- Passage shown:
The Utilitarian Party is a reform movement. Its mission is to transform Babylon into the Christian Church. This is a trans-formative event.
The Constantinian church is a symbiosis of secularism and spiritualism contained in the phrase, as above, so below. Traditional churches are a direct descendant of the betrayal in Eden and the events that gave rise to Babylon.
Babylon was not destroyed, it still exists. The agencies it gave rise to remain with us and corrupt and poison everything we do, this is why Babylon remain to be destroyed. This is not our responsibility, we are to come out of her.
The Utilitarian Party has formulated a set of theses to complement those set forth by Luther.
They are given below.
1. All men have equal rights.
2. There is no way for any person to claim any greater rights than his fellows have.
3. There is no way for any person to claim others have less rights than they themselves have.
4. All processes, systems and procedures that resolves into systemic inequality are illegitimate.
5. It is proposed the sources of all systems of inequality stem from Babylon 6000 years ago.
6. It is further proposed that there are five separate but connected errors formed in this time.
7. These errors are:
a. The Double Entry Bookkeeping system.
b. The State as overlord
c. Asset based currencies.
d. The private and public ownership models
e. The doctrine of legal rights.
8. These errors are the source of all economic inequality and economic injustice.
9. These five errors were formed to enable the creation of social costs.
10. Social costs enable the formation and financial support of the state.
11. All social costs constitute non-market transfers of wealth from the lower to the higher echelons.
12. All social costs are illegitimate transfers of wealth.
13. Social costs are expenses created by the state or agents of the state and imposed on society and future generations.
14. No person or agent has the right to impose costs onto others that were not created by the person.
15. No person has the authority to transfer costs onto society and future generations to avoid paying expenses he or she created.
16. All such transfers are illegitimate.
17. All such transfers increase costs and lower over all economic efficiency.
18. All such transfers are forms of economic injustice and add to the level of economic inequality.
19. Social costs include the following:
a. Unemployment
b. Social costs
c. Waste
d. The public sector
e. Pollution
f. Debt
g. Taxation
h. Inflation
i. Business Cycles
j. Monetary constraints on the formation of businesses.
k. Marginalization
l. Economic inequality
m. Economic injustice
20. Unemployment is the key indicator of social injustice.
21. No rational economics can tolerate unemployment.
22. No economy can be effective when based on the necessity of unemployment existing.
23. Unemployment must of necessity lower the over-all efficiency of an economy.
24. Unemployment exists only to enable the exploitation of the products of labor.

- Instruction 1: In the stretch of records from the line containing "subscribe-button[interactable]: Subscribe <box>253" through the end of the records, rename "0x3ce8...EF7" to "0x9ab1...C42" and leave everything else unchanged.
The records that follow have no connection to the Utilitarian Party theses.

- Data for the task:
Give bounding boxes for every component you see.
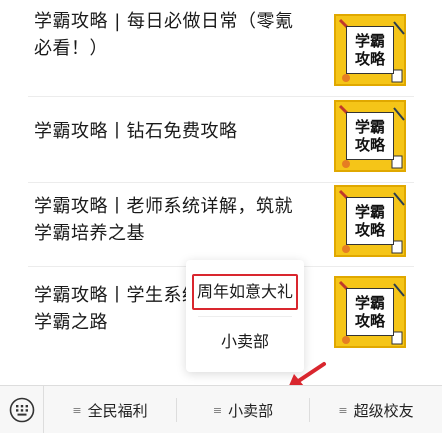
submenu-popup: 周年如意大礼 小卖部 [186,260,304,372]
submenu-item-anniversary-gift[interactable]: 周年如意大礼 [192,274,298,310]
tab-welfare[interactable]: ≡ 全民福利 [44,386,176,433]
thumb-label: 学霸 攻略 [346,197,394,245]
bottom-menu-bar: ≡ 全民福利 ≡ 小卖部 ≡ 超级校友 [0,385,442,433]
tab-label: 小卖部 [228,401,274,420]
article-item[interactable]: 学霸攻略丨钻石免费攻略 学霸 攻略 [0,96,442,184]
article-title: 学霸攻略丨钻石免费攻略 [34,121,238,142]
thumb-label: 学霸 攻略 [346,112,394,160]
article-thumbnail[interactable]: 学霸 攻略 [334,185,406,257]
article-thumbnail[interactable]: 学霸 攻略 [334,14,406,86]
submenu-item-shop[interactable]: 小卖部 [186,324,304,360]
menu-icon: ≡ [338,403,348,417]
article-thumbnail[interactable]: 学霸 攻略 [334,276,406,348]
article-title: 学霸攻略丨老师系统详解，筑就学霸培养之基 [34,196,293,244]
article-item[interactable]: 学霸攻略 | 每日必做日常（零氪必看！） 学霸 攻略 [0,8,442,96]
menu-icon: ≡ [212,403,223,417]
menu-icon: ≡ [72,403,82,417]
divider [28,182,414,183]
tab-alumni[interactable]: ≡ 超级校友 [310,386,442,433]
thumb-label: 学霸 攻略 [346,288,394,336]
keyboard-toggle-button[interactable] [0,386,44,433]
thumb-label: 学霸 攻略 [346,26,394,74]
keyboard-icon [9,397,34,423]
divider [198,316,292,317]
tab-label: 全民福利 [87,401,148,420]
tab-label: 超级校友 [353,401,414,420]
article-title: 学霸攻略 | 每日必做日常（零氪必看！） [34,11,294,59]
article-thumbnail[interactable]: 学霸 攻略 [334,100,406,172]
tab-shop[interactable]: ≡ 小卖部 [177,386,309,433]
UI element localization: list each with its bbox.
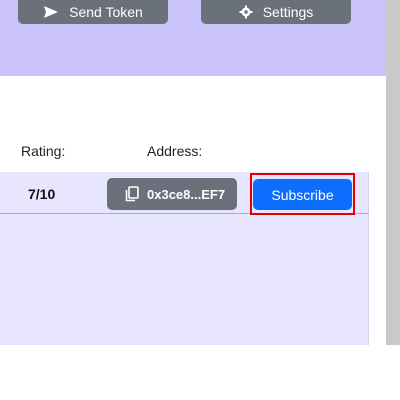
subscribe-button[interactable]: Subscribe <box>253 179 352 210</box>
copy-address-button[interactable]: 0x3ce8...EF7 <box>107 178 237 210</box>
send-icon <box>44 6 59 18</box>
gear-icon <box>239 5 253 19</box>
app-viewport: Send Token Settings Rating: Address: 7/1… <box>0 0 400 345</box>
settings-button[interactable]: Settings <box>201 0 351 24</box>
row-header: 7/10 0x3ce8...EF7 Subscribe <box>0 172 369 214</box>
vertical-scrollbar[interactable] <box>386 0 400 345</box>
rating-column-header: Rating: <box>21 143 66 159</box>
table-row: 7/10 0x3ce8...EF7 Subscribe <box>0 172 369 345</box>
address-value: 0x3ce8...EF7 <box>147 186 226 202</box>
send-token-label: Send Token <box>69 4 143 20</box>
subscribe-label: Subscribe <box>271 186 334 203</box>
address-column-header: Address: <box>147 143 203 159</box>
send-token-button[interactable]: Send Token <box>18 0 168 24</box>
rating-value: 7/10 <box>28 186 56 202</box>
top-toolbar: Send Token Settings <box>0 0 386 76</box>
settings-label: Settings <box>262 4 314 20</box>
copy-icon <box>125 186 139 202</box>
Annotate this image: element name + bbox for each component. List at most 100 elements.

- Instruction 2: Go on with the Utilitarian Party theses, starting after the last one shown.

- Task response 1:
subscribe-button[interactable]: Subscribe <box>253 179 352 210</box>
copy-address-button[interactable]: 0x9ab1...C42 <box>107 178 237 210</box>
send-icon <box>44 6 59 18</box>
gear-icon <box>239 5 253 19</box>
app-viewport: Send Token Settings Rating: Address: 7/1… <box>0 0 400 345</box>
settings-button[interactable]: Settings <box>201 0 351 24</box>
row-header: 7/10 0x9ab1...C42 Subscribe <box>0 172 369 214</box>
vertical-scrollbar[interactable] <box>386 0 400 345</box>
rating-column-header: Rating: <box>21 143 66 159</box>
table-row: 7/10 0x9ab1...C42 Subscribe <box>0 172 369 345</box>
address-value: 0x9ab1...C42 <box>147 186 226 202</box>
send-token-label: Send Token <box>69 4 143 20</box>
subscribe-label: Subscribe <box>271 186 334 203</box>
address-column-header: Address: <box>147 143 203 159</box>
send-token-button[interactable]: Send Token <box>18 0 168 24</box>
rating-value: 7/10 <box>28 186 56 202</box>
top-toolbar: Send Token Settings <box>0 0 386 76</box>
settings-label: Settings <box>262 4 314 20</box>
copy-icon <box>125 186 139 202</box>
Annotate this image: element name + bbox for each component. List at most 100 elements.

- Task response 2:
25. All that is created belongs to the creator.
26. Nothing that is not created belongs to the state or any agent of the state or to any other person who has not provided goods or services of equal value to the satisfaction of the creator.
27. We are all entitled to an equal share of the assets of the world for personal use.
28. The right to life justifies personal ownership.
29. Personal ownership is not the same as private ownership. The two forms are distinct. One applies to personal use the other to commercial use.
30. Private ownership is a fictitious form of ownership fabricated by the state to enable it to illegitimate transfer resources from the productive to the parasitic sector.
31. The state has no claim to the natural world.
32. No one can claim that which he or she did not create.
33. Only creators have claim to what they create or have purchased as part of a rational exchange.
34. The natural world is not created by man.
35. No man has a claim on the natural world other than what is needed for personal use.
36. A stone chipped into an arrowhead for personal use is a legitimate claim.
37. A stone chipped into an arrowhead for trade is not a legitimate use but can be tolerated because of the scale.
38. A claim on a quarry is not legitimate and cannot be permitted because it is not legitimate and the scale beyond what can be permitted.
39. The state has no authority to assign rights it does not itself possess.
40. No one can assign rights other than the rights it legitimately possesses.
41. The power of the state to transfer resources into your name is the same power that enables it to transfer resources away from you.
42. The state cannot assign rights to the natural world to any agent or itself because the state did not create any part of the natural world.
43. Private ownership is a fictitious claim because it consists of some form of usurpation of general rights in favor of the state of an agent of the state.
a. The state cannot assign ownership rights to any agent for it has no claims on the natural world.
b. The nature world is the responsibility of all men in general and those who occupy a location, specifically.
c. Creation gives right of ownership and possession and production are the two main means by which ownership is exercised and legitimized.
44. There are three accepted forms of ownership, personal, private and public.
45. Personal ownership is legitimate, the other two forms are not.
46. Private ownership exists to enable illegitimate transfers of wealth from the productive sector, the public sector exists to enable private ownership to exist and to manipulate the mechanisms of the illicit transfers.
47. The public and private sector are odds with each other only as jackals squabble about the sharing of the spoils.
a. So far as exploiting producers private and public owners present a common front.
48. An ethical system would see no benefit to unemployment.
49. Unemployment holds the key to all other social costs.
50. Immigration is a ploy to weaken labor.
51. Free trade and free markets are ploys to weaken labor.
52. The larger the market and the wider its expanse the less leverage a worker has over his or her working conditions.
53. Justice has one question it asks, “How to assign costs to its source and benefits to the producer in the proper allocation?” If justice could answer this single question there would be no injustice in the world.
54. Social costs because of their nature create injustice.
55. Injustice creates a transfer of wealth from the producer to an undeserving agent.
56. All creators of value ought to be paid for the value produced.
a. There are no limitations on this.
b. Housewife’s, students, volunteers and anyone who produces value has earned value and ought to be paid in an amount equal to the value produced.
57. Money is used to measure and track the transfers of value.
58. Money is a way to measure value as a ruler measures length and a scale measures weight.
59. Money in its natural state has no intrinsic value any more than a scale has intrinsic weight or a measure of length has intrinsic length.
60. Gold and other assets are not suitable for use as currencies.
61. Bullion is an asset. A system of measure cannot be used to measure itself.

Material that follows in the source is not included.